Yo no soy nada más que un conjunto azaroso de circunstancias. Mi cuerpo cambia con los ciclos lunares, con el clima, con la presión externa y con la altura, incluso con mi posición y mi postura. Envejezco, me oxido, me degrado. Me salen canas, pierdo la vista, me crecen las uñas, mi piel se regenera. La hernia incisional empeora y mejora con mi humor, con el esfuerzo o el descanso diarios, con los estados de cuenta y las frustraciones, al igual que la dermatitis que nunca realmente me ha dejado desde que el primero de mis abuelos lo hizo. Mi mente es otra cosa, pero al final no es nada por sí misma. Da vueltas, se rebela, duele. Muchas veces me excede y me domina, y a veces el alcohol es una cura, pero ni siquiera el sueño la detiene. Amo, como sólo se puede amar por decisión propia, a algunos desafortunados seres vivos y ciertas cosas inertes como los libros, que en ese amor cobran vida propia. Me aman, de a poco y constantemente, de lejos y a veces de cerca. Pero nadie de los que lo hacen lo hace mal, sino de acuerdo a lo que puede amarse a esto que ha quedado descrito como yo.
Mi madre es la mejor madre posible. Es tan buena en su papel que intimida, y lo ha hecho siempre. Nada le es imposible, encuentra tiempo para las cosas más inverosímiles, cumple todo compromiso hasta el exceso. Querer ser como ella es una ambición inalcanzable. Cuando era niña me encantaba dibujar, pero terminé abandonando mis fútiles intentos al ver cómo lo hacía ella. Es y ha sido siempre así, aún a pesar de sí misma. Y por ello la amo.
Mi padre es lo que es, y no hay nada qué hacer al respecto. Está cuando lo veo, y el resto del tiempo se difumina entre mis recuerdos. Cuando caigo en la tentación de pensar que algún día fue diferente me detengo a preguntar si acaso no es más bien que yo era otra. No es abuelo de mis hijas y tampoco es mi padre ahora. Es tan sólo él, y le amo sin remedio.

| MATERIAL MOSTRADO |
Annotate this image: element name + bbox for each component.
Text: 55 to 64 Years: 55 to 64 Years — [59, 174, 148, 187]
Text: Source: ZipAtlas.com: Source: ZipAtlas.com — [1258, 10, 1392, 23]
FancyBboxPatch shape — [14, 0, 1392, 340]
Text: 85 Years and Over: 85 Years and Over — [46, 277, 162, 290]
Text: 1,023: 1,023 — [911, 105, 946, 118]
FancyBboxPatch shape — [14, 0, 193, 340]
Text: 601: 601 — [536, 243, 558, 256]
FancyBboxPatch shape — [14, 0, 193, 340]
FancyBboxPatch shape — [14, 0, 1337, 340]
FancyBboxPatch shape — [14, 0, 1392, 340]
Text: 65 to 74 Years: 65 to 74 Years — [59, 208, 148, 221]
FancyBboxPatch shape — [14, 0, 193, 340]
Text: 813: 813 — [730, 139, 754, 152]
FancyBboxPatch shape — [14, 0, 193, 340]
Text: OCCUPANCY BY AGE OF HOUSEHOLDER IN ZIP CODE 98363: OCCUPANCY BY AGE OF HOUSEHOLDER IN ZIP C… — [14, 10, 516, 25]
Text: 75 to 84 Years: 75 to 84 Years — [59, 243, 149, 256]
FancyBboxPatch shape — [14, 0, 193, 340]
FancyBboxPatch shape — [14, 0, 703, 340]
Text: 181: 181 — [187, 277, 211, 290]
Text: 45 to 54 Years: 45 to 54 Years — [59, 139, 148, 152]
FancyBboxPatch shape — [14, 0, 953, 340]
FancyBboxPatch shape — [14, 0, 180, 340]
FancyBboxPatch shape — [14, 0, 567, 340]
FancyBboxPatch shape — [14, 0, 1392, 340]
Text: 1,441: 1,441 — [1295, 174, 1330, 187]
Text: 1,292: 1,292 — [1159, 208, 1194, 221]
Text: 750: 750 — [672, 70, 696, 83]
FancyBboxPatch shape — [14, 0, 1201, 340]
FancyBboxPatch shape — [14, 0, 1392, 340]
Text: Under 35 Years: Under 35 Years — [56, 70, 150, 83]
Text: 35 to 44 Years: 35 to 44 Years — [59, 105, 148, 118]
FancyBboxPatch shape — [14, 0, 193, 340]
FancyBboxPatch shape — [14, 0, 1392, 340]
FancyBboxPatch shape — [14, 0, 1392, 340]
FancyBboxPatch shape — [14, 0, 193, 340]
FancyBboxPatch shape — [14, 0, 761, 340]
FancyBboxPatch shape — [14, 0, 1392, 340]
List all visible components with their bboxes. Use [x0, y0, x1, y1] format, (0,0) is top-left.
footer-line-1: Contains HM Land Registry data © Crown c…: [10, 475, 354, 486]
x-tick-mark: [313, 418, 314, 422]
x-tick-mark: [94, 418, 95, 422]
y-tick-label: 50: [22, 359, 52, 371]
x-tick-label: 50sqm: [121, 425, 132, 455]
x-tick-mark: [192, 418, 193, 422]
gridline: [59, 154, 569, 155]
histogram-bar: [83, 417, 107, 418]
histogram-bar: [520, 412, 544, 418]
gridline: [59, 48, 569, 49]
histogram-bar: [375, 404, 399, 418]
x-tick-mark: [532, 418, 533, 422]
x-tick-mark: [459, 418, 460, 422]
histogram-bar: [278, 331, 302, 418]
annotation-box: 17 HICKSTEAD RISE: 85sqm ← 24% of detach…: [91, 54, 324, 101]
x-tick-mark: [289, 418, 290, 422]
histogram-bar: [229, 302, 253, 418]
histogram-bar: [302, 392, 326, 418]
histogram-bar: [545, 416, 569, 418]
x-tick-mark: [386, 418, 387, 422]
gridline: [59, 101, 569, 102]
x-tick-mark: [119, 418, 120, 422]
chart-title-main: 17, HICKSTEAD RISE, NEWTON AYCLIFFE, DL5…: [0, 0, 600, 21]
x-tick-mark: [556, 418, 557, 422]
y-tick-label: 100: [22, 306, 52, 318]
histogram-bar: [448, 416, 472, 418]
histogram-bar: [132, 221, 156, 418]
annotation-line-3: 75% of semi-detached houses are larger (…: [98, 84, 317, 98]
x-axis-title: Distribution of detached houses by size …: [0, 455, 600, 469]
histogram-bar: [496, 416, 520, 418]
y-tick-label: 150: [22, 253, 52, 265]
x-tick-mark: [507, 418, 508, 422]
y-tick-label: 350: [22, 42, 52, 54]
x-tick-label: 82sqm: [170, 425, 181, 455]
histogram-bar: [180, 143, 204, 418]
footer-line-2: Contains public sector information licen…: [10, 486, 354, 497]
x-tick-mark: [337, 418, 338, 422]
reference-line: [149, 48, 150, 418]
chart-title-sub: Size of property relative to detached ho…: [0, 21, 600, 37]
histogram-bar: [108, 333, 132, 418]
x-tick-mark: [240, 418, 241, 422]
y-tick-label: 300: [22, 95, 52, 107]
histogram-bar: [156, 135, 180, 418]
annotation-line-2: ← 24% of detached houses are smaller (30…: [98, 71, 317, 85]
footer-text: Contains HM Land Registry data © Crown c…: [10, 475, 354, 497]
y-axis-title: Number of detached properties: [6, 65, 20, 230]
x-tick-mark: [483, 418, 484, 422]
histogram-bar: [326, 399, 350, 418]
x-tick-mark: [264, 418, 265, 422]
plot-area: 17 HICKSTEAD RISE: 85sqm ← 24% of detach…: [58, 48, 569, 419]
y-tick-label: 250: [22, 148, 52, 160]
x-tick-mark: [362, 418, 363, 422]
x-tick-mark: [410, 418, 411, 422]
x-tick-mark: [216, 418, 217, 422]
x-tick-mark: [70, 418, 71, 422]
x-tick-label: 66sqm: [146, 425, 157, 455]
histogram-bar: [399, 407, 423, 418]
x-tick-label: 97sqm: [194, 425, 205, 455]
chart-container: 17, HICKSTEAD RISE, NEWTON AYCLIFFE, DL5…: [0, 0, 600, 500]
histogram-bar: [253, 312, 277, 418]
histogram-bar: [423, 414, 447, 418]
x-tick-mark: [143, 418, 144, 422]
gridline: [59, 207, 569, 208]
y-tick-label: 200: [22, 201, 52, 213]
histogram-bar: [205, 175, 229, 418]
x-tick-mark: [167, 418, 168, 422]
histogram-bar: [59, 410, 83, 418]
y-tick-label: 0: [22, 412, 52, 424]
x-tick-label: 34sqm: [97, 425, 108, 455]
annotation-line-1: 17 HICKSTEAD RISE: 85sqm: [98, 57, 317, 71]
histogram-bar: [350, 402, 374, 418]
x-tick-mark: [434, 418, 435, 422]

| TAREA REQUERIDA |
Imprime sin cambios la parte del fragmento seleccionado que empieza en las palabras que contienen "Mi madre es" y se detiene después de "amo sin remedio.".

| RESULTADO ESPERADO |
Mi madre es la mejor madre posible. Es tan buena en su papel que intimida, y lo ha hecho siempre. Nada le es imposible, encuentra tiempo para las cosas más inverosímiles, cumple todo compromiso hasta el exceso. Querer ser como ella es una ambición inalcanzable. Cuando era niña me encantaba dibujar, pero terminé abandonando mis fútiles intentos al ver cómo lo hacía ella. Es y ha sido siempre así, aún a pesar de sí misma. Y por ello la amo.
Mi padre es lo que es, y no hay nada qué hacer al respecto. Está cuando lo veo, y el resto del tiempo se difumina entre mis recuerdos. Cuando caigo en la tentación de pensar que algún día fue diferente me detengo a preguntar si acaso no es más bien que yo era otra. No es abuelo de mis hijas y tampoco es mi padre ahora. Es tan sólo él, y le amo sin remedio.